* Begin *
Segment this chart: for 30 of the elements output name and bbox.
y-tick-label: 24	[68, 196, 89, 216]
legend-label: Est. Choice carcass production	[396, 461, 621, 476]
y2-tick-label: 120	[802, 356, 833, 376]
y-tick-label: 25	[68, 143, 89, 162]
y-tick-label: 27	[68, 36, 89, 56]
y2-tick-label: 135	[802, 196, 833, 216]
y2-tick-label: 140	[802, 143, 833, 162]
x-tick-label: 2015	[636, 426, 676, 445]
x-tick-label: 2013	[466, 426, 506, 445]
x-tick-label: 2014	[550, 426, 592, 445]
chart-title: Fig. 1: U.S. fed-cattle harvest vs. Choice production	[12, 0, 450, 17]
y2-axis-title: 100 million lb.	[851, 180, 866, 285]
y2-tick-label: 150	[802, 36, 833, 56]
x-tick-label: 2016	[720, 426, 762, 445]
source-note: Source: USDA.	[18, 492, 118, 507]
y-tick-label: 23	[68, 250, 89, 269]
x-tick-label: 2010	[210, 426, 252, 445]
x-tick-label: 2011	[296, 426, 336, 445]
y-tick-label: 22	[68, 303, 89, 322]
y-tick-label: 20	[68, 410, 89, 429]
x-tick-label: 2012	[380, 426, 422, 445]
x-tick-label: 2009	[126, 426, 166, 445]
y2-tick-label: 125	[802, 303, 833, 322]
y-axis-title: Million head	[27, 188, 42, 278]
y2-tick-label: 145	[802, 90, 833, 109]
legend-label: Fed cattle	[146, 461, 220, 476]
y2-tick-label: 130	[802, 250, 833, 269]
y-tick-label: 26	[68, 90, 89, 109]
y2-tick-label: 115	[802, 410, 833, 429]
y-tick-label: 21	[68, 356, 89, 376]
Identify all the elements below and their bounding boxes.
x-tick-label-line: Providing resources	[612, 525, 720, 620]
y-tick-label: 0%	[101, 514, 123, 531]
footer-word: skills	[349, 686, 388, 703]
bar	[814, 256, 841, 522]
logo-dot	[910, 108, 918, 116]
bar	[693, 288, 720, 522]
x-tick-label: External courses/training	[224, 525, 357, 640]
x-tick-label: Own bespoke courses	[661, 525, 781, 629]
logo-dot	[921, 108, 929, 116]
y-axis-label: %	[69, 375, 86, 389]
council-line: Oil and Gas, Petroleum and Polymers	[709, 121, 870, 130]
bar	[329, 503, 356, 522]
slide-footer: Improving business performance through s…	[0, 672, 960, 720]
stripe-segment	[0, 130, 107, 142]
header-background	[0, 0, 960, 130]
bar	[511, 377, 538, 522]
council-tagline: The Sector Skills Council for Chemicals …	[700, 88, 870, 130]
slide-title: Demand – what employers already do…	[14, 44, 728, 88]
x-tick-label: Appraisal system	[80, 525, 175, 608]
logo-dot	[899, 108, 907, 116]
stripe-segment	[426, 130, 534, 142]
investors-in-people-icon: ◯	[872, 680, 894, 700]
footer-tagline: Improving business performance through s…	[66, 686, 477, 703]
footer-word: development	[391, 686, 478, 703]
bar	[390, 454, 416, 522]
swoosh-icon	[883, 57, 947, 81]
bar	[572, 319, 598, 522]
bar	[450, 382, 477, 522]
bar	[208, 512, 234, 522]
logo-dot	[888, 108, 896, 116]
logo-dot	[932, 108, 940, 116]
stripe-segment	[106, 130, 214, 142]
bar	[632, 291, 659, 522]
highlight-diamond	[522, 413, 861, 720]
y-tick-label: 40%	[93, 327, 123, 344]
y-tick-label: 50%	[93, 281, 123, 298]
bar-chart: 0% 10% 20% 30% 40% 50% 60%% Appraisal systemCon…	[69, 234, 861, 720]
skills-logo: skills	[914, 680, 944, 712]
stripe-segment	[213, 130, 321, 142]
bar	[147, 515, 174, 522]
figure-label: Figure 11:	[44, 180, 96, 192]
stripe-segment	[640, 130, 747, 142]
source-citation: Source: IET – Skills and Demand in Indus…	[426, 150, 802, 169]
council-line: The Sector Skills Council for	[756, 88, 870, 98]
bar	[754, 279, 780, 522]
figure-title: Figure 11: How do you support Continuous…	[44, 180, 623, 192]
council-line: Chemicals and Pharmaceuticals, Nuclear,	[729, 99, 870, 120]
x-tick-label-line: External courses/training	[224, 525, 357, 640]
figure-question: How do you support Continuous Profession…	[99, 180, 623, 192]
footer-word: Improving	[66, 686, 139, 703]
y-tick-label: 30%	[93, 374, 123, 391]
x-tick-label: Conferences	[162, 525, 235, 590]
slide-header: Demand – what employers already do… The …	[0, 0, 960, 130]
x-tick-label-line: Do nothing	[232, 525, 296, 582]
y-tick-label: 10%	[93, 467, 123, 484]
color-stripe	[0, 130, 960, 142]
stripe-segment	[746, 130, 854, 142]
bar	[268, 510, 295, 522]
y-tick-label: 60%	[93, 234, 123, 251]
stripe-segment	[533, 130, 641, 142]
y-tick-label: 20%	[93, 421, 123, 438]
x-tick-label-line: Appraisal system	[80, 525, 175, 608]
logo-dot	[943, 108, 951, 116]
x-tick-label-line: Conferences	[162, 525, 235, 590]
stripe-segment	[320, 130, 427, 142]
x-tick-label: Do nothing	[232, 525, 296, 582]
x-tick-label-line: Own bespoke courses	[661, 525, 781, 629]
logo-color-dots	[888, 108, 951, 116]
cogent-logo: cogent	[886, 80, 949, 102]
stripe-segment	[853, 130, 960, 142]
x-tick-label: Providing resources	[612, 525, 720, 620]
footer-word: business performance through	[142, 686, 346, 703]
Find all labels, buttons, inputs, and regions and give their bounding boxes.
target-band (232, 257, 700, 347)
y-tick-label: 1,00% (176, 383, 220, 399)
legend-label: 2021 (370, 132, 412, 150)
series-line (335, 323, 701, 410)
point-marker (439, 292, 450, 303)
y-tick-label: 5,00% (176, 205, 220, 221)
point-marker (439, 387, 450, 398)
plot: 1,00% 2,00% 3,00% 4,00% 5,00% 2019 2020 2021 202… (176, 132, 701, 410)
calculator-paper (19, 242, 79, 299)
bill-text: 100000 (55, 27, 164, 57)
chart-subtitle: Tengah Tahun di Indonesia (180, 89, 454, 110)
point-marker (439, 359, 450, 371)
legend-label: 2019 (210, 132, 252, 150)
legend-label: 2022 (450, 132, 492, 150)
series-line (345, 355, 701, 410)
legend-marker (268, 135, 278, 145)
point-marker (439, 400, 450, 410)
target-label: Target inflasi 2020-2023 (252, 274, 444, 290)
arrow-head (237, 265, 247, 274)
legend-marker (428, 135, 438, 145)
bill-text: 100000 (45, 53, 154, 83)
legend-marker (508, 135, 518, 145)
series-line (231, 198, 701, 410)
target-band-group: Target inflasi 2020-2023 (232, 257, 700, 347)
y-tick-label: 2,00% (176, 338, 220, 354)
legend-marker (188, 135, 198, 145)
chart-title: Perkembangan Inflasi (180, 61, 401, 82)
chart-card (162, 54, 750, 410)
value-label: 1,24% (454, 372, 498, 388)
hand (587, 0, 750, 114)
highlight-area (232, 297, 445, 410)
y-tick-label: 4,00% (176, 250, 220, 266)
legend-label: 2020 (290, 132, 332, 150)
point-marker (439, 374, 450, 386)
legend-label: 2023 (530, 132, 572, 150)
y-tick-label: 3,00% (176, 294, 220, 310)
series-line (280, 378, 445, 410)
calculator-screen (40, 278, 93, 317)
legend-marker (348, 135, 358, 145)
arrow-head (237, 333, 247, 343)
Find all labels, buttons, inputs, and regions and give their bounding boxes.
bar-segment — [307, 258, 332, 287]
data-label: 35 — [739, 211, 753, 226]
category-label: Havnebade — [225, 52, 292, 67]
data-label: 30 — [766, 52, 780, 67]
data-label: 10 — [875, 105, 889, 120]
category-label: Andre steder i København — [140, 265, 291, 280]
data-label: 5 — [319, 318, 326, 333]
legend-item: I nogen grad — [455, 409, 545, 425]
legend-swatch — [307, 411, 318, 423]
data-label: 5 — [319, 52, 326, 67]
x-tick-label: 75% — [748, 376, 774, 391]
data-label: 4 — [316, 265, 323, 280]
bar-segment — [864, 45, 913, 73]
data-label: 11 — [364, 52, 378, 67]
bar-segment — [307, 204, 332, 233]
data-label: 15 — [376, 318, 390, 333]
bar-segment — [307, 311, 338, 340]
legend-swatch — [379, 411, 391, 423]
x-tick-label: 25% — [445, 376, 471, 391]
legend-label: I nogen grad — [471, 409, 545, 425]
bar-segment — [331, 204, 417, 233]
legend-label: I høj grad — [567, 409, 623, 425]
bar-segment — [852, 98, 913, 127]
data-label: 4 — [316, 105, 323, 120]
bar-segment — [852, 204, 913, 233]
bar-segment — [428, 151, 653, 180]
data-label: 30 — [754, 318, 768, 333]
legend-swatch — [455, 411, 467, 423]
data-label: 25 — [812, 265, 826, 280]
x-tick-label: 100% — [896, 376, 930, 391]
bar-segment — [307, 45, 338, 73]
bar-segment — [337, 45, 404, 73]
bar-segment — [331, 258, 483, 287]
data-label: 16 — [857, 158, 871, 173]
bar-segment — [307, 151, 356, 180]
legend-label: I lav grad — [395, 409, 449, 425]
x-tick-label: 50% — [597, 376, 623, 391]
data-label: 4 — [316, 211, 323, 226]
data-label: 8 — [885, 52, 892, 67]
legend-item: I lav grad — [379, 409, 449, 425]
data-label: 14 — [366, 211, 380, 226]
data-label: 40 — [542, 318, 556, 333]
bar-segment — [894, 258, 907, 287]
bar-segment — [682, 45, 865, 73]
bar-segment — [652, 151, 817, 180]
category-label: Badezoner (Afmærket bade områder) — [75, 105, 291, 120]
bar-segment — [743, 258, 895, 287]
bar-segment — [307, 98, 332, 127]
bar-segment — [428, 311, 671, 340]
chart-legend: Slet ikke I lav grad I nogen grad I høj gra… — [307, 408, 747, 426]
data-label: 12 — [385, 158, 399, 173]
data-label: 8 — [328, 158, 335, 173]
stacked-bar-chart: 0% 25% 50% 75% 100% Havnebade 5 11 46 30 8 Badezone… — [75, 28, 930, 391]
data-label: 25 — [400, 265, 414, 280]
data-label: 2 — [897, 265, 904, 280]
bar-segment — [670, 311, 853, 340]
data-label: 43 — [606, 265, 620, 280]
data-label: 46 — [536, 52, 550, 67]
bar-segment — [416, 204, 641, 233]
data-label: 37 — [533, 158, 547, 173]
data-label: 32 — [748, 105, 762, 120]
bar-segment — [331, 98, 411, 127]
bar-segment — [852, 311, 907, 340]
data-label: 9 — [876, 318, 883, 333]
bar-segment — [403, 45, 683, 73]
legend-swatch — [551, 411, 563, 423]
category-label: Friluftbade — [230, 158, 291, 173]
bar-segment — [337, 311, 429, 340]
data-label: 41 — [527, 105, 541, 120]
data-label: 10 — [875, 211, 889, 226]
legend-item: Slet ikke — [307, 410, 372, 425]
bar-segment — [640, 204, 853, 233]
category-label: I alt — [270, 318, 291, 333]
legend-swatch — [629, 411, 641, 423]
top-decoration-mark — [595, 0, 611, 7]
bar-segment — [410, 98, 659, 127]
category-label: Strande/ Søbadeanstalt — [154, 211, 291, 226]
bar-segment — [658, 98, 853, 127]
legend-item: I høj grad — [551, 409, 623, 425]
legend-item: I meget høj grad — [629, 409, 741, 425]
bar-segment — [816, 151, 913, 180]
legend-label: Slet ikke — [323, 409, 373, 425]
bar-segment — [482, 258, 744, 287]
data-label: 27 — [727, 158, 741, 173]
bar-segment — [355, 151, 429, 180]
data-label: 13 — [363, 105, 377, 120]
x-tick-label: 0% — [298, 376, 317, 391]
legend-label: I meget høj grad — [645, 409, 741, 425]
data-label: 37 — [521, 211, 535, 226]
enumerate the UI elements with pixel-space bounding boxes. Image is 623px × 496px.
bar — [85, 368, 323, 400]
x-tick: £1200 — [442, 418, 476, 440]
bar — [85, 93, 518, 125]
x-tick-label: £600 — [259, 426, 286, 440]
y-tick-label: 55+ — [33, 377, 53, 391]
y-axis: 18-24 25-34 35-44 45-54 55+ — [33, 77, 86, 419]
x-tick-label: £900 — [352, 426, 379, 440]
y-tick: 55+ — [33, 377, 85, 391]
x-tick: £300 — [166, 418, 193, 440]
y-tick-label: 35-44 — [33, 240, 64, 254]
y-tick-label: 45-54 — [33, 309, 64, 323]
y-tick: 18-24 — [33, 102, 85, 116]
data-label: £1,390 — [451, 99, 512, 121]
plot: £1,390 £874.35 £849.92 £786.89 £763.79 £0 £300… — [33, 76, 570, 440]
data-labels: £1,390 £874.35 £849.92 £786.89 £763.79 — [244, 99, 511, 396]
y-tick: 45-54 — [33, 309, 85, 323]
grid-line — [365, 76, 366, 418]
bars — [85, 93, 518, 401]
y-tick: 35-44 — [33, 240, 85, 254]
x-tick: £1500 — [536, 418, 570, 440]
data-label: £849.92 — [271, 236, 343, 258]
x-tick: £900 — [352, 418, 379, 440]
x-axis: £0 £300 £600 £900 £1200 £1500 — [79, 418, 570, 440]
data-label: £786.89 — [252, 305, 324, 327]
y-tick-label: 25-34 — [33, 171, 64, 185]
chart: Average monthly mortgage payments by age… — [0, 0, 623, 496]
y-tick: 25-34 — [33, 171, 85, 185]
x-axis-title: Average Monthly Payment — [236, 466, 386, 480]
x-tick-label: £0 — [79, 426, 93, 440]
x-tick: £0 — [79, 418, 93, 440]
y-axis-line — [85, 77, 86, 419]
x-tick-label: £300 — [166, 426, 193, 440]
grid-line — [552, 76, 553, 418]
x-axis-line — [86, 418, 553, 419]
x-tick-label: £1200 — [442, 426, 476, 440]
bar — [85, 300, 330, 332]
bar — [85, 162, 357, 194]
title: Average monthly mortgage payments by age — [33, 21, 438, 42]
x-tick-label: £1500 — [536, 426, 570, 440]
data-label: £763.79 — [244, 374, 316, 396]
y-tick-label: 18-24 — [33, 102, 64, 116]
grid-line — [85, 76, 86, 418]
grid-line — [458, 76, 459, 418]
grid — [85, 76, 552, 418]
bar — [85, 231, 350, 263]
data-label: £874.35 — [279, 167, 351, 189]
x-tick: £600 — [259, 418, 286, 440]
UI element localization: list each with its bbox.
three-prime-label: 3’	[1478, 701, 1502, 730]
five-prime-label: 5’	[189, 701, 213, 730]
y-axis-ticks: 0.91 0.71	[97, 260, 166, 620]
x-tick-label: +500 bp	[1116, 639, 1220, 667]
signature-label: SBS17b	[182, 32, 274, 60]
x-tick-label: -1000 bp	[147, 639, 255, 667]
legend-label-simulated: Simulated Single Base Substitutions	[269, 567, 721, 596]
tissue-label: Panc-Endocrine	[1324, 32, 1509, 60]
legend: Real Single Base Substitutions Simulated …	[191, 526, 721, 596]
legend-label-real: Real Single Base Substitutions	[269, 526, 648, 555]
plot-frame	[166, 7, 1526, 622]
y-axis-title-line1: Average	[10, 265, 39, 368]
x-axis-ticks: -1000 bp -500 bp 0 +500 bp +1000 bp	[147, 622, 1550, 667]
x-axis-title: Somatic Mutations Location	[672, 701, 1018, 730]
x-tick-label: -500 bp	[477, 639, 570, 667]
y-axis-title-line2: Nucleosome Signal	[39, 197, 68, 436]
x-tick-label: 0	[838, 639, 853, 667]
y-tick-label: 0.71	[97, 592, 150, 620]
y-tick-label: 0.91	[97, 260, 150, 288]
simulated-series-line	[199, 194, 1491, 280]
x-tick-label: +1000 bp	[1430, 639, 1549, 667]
* End *
### TASK:
Reproduce the records verbatim from their first line through the line containing "196, 833, 216]", including both of those lines.

### RESPONSE TO THIS EXERCISE:
Segment this chart: for 30 of the elements output name and bbox.
y-tick-label: 24	[68, 196, 89, 216]
legend-label: Est. Choice carcass production	[396, 461, 621, 476]
y2-tick-label: 120	[802, 356, 833, 376]
y-tick-label: 25	[68, 143, 89, 162]
y-tick-label: 27	[68, 36, 89, 56]
y2-tick-label: 135	[802, 196, 833, 216]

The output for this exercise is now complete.